RECORD LIST ▸
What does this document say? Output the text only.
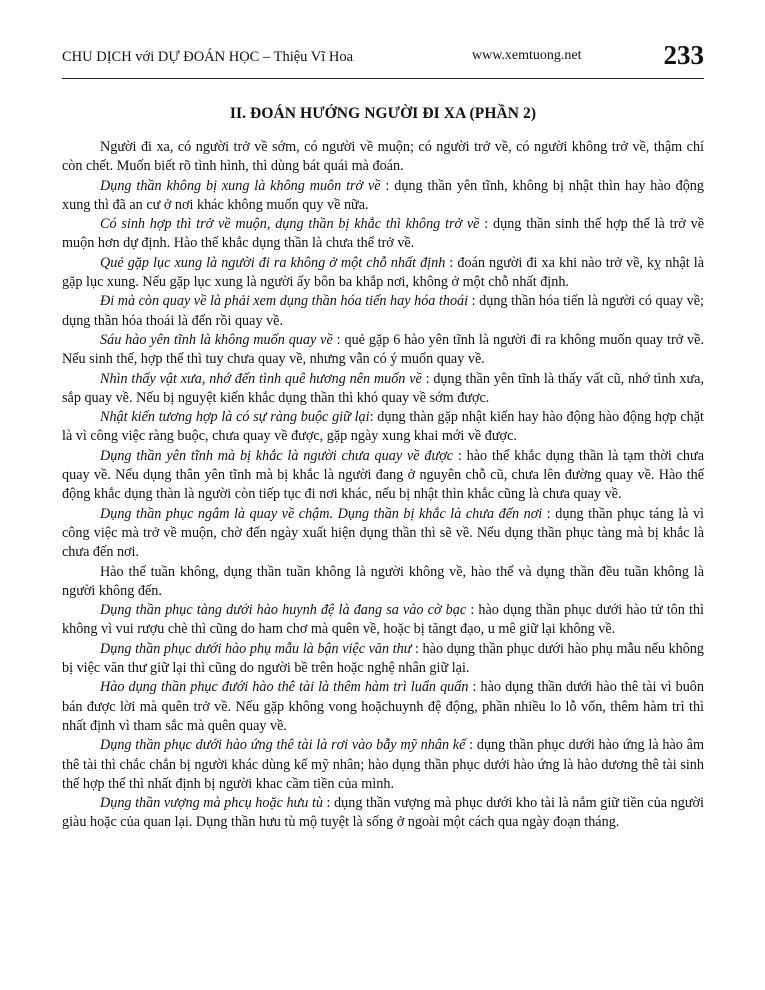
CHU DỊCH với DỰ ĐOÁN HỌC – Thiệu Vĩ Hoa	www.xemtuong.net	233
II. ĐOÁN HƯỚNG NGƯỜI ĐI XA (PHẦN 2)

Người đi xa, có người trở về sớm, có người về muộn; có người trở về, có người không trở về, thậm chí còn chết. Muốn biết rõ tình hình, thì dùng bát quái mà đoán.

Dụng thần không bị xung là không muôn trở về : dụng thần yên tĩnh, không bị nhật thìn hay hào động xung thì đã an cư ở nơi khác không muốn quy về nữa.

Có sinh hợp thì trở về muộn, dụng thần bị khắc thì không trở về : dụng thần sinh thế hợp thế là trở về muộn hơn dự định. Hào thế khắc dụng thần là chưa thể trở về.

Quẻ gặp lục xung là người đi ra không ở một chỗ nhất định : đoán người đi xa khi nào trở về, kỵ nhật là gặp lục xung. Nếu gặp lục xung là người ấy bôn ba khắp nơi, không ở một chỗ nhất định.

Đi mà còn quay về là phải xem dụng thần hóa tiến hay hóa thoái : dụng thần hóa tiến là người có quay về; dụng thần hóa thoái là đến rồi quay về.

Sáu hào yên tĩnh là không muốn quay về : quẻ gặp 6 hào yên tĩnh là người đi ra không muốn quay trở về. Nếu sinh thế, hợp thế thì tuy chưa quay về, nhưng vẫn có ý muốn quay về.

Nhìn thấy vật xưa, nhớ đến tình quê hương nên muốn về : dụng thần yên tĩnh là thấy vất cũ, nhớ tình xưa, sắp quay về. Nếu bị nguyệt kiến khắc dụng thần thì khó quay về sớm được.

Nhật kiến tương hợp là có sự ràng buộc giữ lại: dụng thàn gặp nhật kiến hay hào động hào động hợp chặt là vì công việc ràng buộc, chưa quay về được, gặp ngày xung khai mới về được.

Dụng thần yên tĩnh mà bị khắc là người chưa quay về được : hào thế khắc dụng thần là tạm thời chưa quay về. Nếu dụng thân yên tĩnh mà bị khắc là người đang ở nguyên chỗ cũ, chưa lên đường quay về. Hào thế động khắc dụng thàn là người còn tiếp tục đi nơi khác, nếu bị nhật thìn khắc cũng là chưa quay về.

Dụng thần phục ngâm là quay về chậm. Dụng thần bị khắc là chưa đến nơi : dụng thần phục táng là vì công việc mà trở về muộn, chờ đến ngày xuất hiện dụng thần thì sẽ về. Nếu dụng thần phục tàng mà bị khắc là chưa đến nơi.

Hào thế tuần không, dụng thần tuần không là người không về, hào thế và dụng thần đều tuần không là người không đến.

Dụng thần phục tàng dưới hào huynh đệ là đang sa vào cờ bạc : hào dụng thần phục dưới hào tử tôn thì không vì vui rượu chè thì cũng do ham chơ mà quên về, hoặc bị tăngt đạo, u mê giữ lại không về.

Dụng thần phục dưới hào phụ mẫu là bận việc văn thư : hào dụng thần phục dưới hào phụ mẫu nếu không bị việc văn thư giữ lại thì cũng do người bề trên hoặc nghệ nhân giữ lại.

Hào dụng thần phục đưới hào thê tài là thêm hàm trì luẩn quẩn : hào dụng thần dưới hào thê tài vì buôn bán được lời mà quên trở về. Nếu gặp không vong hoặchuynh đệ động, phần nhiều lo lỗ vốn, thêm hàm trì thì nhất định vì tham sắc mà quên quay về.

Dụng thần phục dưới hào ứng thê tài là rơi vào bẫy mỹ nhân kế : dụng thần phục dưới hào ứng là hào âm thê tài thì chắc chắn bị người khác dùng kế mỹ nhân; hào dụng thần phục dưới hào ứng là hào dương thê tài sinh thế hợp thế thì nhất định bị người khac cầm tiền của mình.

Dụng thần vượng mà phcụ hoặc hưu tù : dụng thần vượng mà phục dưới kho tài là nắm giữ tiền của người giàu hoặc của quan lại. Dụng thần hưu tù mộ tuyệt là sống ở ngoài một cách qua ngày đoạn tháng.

PROBLEM TO WORK ON ▸ In the entries above, find every line with the word "kiến" and list it.

WORKED SOLUTION ▸
Nhìn thấy vật xưa, nhớ đến tình quê hương nên muốn về : dụng thần yên tĩnh là thấy vất cũ, nhớ tình xưa, sắp quay về. Nếu bị nguyệt kiến khắc dụng thần thì khó quay về sớm được.
Nhật kiến tương hợp là có sự ràng buộc giữ lại: dụng thàn gặp nhật kiến hay hào động hào động hợp chặt là vì công việc ràng buộc, chưa quay về được, gặp ngày xung khai mới về được.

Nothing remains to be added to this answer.